Data items:
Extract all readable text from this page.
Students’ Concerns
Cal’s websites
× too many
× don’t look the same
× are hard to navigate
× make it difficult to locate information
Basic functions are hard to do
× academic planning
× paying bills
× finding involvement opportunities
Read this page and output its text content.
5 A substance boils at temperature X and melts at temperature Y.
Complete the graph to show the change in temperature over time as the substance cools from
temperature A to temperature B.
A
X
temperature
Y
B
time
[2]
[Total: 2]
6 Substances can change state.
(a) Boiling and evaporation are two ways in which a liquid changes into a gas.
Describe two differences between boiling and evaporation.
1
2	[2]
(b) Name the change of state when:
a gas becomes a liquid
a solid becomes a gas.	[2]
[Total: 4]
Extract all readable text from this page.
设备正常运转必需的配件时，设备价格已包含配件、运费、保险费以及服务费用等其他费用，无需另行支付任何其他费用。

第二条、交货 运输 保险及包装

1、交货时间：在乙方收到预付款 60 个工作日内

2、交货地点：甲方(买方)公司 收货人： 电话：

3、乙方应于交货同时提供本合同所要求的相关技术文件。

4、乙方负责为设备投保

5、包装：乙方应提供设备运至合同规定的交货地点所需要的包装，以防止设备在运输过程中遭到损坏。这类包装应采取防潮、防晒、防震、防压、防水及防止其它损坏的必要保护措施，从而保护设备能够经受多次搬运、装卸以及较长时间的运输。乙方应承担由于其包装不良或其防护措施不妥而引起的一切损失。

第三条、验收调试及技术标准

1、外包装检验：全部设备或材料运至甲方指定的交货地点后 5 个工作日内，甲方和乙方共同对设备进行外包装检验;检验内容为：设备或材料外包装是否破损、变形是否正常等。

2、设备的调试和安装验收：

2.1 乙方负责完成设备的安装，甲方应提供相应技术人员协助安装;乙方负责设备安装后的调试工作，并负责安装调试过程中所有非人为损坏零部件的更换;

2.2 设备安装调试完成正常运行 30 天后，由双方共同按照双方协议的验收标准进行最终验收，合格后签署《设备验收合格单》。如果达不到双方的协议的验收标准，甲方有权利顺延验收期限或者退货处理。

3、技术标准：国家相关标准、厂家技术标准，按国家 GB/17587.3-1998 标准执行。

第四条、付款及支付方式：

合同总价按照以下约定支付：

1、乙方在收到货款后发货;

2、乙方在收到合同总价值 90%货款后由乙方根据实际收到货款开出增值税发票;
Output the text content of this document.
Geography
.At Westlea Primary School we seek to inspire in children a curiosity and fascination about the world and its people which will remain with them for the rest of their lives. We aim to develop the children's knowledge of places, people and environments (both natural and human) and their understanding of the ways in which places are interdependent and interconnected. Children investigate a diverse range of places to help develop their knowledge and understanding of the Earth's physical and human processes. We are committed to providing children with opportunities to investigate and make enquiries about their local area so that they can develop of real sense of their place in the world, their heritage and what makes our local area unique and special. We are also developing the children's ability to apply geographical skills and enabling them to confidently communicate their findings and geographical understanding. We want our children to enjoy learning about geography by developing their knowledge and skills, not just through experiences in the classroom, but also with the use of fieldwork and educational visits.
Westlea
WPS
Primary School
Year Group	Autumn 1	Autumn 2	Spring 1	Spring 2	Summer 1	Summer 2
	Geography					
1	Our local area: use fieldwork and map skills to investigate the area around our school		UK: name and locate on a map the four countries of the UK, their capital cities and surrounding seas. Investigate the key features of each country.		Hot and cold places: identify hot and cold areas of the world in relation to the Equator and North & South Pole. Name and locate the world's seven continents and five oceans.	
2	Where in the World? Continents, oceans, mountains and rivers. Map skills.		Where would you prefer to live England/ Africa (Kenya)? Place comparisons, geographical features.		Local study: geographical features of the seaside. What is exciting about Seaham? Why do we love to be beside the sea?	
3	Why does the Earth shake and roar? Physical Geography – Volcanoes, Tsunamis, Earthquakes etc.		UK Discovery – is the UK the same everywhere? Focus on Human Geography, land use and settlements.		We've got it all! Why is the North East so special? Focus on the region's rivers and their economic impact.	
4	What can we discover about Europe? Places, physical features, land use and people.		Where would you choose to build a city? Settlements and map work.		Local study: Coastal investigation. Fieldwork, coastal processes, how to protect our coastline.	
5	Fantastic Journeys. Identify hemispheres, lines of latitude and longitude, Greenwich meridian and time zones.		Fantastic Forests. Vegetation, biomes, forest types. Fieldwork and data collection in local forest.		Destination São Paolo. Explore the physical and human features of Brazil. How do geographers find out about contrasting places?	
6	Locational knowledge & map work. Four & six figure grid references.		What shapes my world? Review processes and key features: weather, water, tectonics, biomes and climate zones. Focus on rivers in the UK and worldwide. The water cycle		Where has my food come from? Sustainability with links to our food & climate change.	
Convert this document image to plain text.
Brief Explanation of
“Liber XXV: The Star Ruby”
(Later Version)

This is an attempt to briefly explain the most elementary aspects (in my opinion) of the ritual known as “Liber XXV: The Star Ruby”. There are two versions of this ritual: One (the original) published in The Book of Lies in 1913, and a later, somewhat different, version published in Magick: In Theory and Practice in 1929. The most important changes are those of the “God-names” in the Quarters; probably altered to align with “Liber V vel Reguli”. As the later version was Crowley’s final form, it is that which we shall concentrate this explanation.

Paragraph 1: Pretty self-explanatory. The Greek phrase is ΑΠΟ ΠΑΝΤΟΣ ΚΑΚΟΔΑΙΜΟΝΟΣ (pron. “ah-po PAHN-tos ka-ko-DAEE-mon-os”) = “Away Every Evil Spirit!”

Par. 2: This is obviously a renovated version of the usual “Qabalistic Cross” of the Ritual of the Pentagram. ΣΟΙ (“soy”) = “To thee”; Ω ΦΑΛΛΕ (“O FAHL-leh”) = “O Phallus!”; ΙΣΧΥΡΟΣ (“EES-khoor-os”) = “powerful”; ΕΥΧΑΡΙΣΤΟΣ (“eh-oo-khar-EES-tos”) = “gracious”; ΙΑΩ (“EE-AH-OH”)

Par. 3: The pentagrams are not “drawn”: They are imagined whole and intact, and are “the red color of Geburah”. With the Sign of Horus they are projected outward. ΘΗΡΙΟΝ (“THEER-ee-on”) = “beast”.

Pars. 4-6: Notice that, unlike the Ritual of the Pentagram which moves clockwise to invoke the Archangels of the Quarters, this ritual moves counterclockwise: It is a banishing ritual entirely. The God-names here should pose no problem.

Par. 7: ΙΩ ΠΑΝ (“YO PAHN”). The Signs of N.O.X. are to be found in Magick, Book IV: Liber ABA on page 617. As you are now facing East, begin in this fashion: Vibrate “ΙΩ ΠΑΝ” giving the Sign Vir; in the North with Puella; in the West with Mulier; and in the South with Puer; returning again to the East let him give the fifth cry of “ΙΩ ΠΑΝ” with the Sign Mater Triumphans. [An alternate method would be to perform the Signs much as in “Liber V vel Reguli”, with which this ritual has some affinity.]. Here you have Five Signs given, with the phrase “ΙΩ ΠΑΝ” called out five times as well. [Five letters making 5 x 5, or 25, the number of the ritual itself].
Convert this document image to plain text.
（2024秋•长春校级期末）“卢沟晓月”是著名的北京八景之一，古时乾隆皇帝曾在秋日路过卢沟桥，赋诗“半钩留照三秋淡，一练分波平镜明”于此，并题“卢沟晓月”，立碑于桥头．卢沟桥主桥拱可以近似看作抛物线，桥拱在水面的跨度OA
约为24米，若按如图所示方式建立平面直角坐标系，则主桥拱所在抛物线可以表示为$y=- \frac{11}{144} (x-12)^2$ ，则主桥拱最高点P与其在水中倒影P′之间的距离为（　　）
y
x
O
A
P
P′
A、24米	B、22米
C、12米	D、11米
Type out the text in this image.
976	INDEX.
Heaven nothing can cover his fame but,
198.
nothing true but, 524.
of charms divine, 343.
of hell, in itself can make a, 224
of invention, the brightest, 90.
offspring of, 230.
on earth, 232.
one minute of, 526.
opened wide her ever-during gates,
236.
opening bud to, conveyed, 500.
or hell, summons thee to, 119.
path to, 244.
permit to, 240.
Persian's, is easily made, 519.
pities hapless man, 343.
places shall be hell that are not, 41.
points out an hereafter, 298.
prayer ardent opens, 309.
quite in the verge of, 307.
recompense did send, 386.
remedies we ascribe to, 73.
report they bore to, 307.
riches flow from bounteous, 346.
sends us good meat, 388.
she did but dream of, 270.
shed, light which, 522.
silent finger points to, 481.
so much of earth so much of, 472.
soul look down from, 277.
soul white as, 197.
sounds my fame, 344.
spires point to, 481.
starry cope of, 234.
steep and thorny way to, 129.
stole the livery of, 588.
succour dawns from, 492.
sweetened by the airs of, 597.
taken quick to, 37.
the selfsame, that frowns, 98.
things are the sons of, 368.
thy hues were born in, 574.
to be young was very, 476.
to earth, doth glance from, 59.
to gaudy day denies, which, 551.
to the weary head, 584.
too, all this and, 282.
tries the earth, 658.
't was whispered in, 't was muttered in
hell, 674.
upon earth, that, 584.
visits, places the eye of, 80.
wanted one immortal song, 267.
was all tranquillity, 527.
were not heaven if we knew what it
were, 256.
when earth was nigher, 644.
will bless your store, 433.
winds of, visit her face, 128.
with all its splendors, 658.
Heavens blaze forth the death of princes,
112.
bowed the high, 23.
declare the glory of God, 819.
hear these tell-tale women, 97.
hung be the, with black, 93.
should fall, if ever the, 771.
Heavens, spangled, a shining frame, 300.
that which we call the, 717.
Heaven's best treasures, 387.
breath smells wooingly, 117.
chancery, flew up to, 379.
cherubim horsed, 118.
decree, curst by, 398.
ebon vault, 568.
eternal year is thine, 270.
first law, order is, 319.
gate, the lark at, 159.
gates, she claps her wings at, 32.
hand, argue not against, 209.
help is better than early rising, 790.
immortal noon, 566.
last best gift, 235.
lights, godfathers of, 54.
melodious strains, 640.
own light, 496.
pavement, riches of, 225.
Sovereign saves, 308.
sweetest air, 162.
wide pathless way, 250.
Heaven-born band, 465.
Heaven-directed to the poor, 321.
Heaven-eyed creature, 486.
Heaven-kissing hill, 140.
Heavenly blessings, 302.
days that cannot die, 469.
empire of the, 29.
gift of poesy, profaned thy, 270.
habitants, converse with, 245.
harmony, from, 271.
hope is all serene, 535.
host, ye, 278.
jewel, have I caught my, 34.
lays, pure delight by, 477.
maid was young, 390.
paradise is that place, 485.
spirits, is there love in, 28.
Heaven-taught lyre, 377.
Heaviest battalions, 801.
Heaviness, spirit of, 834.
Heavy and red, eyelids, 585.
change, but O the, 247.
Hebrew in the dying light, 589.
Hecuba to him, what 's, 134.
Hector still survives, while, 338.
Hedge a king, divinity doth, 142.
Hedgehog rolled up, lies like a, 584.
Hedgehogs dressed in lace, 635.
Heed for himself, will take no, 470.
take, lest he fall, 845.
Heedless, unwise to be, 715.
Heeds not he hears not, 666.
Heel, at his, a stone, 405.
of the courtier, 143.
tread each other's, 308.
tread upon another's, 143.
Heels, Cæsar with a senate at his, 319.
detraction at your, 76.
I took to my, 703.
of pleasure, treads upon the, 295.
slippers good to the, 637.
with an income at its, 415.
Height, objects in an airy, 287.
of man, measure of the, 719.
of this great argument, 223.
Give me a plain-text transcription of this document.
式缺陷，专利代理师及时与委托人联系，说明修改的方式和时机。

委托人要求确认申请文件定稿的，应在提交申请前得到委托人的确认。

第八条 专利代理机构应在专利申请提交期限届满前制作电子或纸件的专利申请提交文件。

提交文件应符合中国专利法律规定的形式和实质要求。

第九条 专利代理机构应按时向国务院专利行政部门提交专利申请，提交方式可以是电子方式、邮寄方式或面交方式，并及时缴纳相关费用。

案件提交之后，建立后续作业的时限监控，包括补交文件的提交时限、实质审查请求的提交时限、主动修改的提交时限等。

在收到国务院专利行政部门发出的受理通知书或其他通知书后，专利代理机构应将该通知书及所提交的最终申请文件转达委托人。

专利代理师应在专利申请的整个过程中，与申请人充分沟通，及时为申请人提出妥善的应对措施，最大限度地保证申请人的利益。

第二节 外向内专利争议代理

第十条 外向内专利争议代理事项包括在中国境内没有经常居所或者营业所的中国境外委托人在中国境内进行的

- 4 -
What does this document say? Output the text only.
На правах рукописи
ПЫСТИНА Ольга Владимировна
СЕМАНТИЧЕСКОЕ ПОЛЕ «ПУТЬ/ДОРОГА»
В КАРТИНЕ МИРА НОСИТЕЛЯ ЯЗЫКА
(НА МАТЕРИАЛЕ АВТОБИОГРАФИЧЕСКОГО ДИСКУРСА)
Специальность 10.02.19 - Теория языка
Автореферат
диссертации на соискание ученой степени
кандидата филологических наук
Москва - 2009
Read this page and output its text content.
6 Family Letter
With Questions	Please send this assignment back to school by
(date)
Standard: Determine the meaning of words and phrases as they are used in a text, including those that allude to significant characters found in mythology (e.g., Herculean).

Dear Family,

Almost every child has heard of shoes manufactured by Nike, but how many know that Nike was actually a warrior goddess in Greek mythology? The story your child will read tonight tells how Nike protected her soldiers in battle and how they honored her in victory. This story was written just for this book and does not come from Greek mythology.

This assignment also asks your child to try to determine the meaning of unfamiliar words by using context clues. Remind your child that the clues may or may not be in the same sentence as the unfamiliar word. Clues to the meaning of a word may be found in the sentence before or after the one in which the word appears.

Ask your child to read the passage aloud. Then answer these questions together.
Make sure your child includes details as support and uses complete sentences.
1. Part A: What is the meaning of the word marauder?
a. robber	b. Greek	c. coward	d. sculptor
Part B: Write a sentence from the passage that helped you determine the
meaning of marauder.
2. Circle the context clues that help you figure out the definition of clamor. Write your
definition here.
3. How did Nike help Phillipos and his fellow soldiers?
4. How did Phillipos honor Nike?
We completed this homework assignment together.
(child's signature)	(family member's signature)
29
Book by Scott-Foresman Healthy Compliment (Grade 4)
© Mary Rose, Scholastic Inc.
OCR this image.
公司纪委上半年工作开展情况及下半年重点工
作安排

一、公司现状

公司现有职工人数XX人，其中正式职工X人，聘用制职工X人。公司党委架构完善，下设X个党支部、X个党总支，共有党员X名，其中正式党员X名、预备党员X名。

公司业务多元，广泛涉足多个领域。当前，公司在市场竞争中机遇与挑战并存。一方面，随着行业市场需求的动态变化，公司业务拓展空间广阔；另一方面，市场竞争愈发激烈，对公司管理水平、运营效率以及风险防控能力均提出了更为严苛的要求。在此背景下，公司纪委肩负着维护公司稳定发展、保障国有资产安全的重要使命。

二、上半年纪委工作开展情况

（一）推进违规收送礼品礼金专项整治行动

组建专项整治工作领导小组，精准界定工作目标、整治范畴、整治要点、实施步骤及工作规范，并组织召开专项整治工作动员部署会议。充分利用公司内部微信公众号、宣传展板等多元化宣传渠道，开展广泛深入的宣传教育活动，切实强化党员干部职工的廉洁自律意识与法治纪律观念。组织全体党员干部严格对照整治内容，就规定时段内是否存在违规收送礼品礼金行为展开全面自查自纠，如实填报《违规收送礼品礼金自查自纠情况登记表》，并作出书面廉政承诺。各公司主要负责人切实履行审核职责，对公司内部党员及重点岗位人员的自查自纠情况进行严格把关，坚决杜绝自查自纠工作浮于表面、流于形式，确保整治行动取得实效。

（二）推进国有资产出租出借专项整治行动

EXERCISE INSTRUCTIONS
In the listing above, locate each line with "marauder" and copy it.

REPLY TO THE TASK
1. Part A: What is the meaning of the word marauder?
meaning of marauder.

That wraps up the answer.